=== Material to process ===
[BEGIN]

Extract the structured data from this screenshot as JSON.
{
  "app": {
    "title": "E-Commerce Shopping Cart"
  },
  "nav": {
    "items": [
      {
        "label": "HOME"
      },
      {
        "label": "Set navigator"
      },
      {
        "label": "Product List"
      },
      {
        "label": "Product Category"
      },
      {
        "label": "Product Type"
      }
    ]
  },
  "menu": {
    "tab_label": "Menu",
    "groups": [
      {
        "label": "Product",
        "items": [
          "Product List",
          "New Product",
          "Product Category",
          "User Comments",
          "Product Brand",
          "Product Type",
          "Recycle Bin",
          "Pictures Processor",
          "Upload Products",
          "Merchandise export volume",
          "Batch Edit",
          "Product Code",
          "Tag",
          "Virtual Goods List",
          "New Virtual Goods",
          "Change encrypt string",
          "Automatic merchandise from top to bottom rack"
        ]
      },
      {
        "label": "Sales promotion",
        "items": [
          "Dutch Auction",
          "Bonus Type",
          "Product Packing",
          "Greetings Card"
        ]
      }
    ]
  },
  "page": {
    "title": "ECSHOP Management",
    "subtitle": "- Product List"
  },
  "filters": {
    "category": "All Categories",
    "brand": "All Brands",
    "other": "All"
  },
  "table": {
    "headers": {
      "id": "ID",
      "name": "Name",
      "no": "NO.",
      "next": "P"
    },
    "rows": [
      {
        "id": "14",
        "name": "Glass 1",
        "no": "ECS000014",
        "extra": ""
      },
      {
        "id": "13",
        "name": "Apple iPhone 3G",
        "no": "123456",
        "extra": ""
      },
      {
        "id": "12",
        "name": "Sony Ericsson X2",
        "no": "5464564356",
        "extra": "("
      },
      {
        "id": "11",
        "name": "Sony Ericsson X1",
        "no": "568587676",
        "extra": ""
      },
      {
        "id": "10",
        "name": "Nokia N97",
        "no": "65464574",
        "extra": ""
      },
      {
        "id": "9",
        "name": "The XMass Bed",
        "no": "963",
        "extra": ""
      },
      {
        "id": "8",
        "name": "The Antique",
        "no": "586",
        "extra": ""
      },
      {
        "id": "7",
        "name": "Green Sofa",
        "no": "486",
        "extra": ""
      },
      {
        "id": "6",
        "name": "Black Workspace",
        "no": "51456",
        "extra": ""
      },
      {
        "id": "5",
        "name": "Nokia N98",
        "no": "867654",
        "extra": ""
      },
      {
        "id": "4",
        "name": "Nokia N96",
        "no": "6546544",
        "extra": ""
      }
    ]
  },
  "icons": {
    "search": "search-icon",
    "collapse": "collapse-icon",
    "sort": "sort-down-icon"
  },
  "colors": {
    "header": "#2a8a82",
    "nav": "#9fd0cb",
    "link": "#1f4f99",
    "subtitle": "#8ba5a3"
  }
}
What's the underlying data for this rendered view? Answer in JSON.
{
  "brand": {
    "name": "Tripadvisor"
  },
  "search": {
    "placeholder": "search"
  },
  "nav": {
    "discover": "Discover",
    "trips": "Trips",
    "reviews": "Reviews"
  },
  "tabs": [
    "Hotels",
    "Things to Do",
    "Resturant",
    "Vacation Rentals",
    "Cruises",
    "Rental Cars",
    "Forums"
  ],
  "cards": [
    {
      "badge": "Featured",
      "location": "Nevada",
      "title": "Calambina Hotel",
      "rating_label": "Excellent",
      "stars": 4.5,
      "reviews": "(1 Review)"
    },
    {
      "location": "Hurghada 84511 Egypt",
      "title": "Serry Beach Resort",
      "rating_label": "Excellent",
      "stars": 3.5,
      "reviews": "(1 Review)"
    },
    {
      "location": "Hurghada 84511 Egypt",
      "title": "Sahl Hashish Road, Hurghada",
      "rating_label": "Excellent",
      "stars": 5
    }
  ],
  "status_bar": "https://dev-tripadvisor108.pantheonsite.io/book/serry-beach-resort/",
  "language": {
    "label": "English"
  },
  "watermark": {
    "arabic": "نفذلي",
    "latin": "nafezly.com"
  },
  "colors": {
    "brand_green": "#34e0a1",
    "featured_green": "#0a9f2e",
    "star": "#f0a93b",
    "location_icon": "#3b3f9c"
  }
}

[END]

=== Exercise task ===
Reproduce the material precisely, including every line.

=== Answer in full ===
Extract the structured data from this screenshot as JSON.
{
  "app": {
    "title": "E-Commerce Shopping Cart"
  },
  "nav": {
    "items": [
      {
        "label": "HOME"
      },
      {
        "label": "Set navigator"
      },
      {
        "label": "Product List"
      },
      {
        "label": "Product Category"
      },
      {
        "label": "Product Type"
      }
    ]
  },
  "menu": {
    "tab_label": "Menu",
    "groups": [
      {
        "label": "Product",
        "items": [
          "Product List",
          "New Product",
          "Product Category",
          "User Comments",
          "Product Brand",
          "Product Type",
          "Recycle Bin",
          "Pictures Processor",
          "Upload Products",
          "Merchandise export volume",
          "Batch Edit",
          "Product Code",
          "Tag",
          "Virtual Goods List",
          "New Virtual Goods",
          "Change encrypt string",
          "Automatic merchandise from top to bottom rack"
        ]
      },
      {
        "label": "Sales promotion",
        "items": [
          "Dutch Auction",
          "Bonus Type",
          "Product Packing",
          "Greetings Card"
        ]
      }
    ]
  },
  "page": {
    "title": "ECSHOP Management",
    "subtitle": "- Product List"
  },
  "filters": {
    "category": "All Categories",
    "brand": "All Brands",
    "other": "All"
  },
  "table": {
    "headers": {
      "id": "ID",
      "name": "Name",
      "no": "NO.",
      "next": "P"
    },
    "rows": [
      {
        "id": "14",
        "name": "Glass 1",
        "no": "ECS000014",
        "extra": ""
      },
      {
        "id": "13",
        "name": "Apple iPhone 3G",
        "no": "123456",
        "extra": ""
      },
      {
        "id": "12",
        "name": "Sony Ericsson X2",
        "no": "5464564356",
        "extra": "("
      },
      {
        "id": "11",
        "name": "Sony Ericsson X1",
        "no": "568587676",
        "extra": ""
      },
      {
        "id": "10",
        "name": "Nokia N97",
        "no": "65464574",
        "extra": ""
      },
      {
        "id": "9",
        "name": "The XMass Bed",
        "no": "963",
        "extra": ""
      },
      {
        "id": "8",
        "name": "The Antique",
        "no": "586",
        "extra": ""
      },
      {
        "id": "7",
        "name": "Green Sofa",
        "no": "486",
        "extra": ""
      },
      {
        "id": "6",
        "name": "Black Workspace",
        "no": "51456",
        "extra": ""
      },
      {
        "id": "5",
        "name": "Nokia N98",
        "no": "867654",
        "extra": ""
      },
      {
        "id": "4",
        "name": "Nokia N96",
        "no": "6546544",
        "extra": ""
      }
    ]
  },
  "icons": {
    "search": "search-icon",
    "collapse": "collapse-icon",
    "sort": "sort-down-icon"
  },
  "colors": {
    "header": "#2a8a82",
    "nav": "#9fd0cb",
    "link": "#1f4f99",
    "subtitle": "#8ba5a3"
  }
}
What's the underlying data for this rendered view? Answer in JSON.
{
  "brand": {
    "name": "Tripadvisor"
  },
  "search": {
    "placeholder": "search"
  },
  "nav": {
    "discover": "Discover",
    "trips": "Trips",
    "reviews": "Reviews"
  },
  "tabs": [
    "Hotels",
    "Things to Do",
    "Resturant",
    "Vacation Rentals",
    "Cruises",
    "Rental Cars",
    "Forums"
  ],
  "cards": [
    {
      "badge": "Featured",
      "location": "Nevada",
      "title": "Calambina Hotel",
      "rating_label": "Excellent",
      "stars": 4.5,
      "reviews": "(1 Review)"
    },
    {
      "location": "Hurghada 84511 Egypt",
      "title": "Serry Beach Resort",
      "rating_label": "Excellent",
      "stars": 3.5,
      "reviews": "(1 Review)"
    },
    {
      "location": "Hurghada 84511 Egypt",
      "title": "Sahl Hashish Road, Hurghada",
      "rating_label": "Excellent",
      "stars": 5
    }
  ],
  "status_bar": "https://dev-tripadvisor108.pantheonsite.io/book/serry-beach-resort/",
  "language": {
    "label": "English"
  },
  "watermark": {
    "arabic": "نفذلي",
    "latin": "nafezly.com"
  },
  "colors": {
    "brand_green": "#34e0a1",
    "featured_green": "#0a9f2e",
    "star": "#f0a93b",
    "location_icon": "#3b3f9c"
  }
}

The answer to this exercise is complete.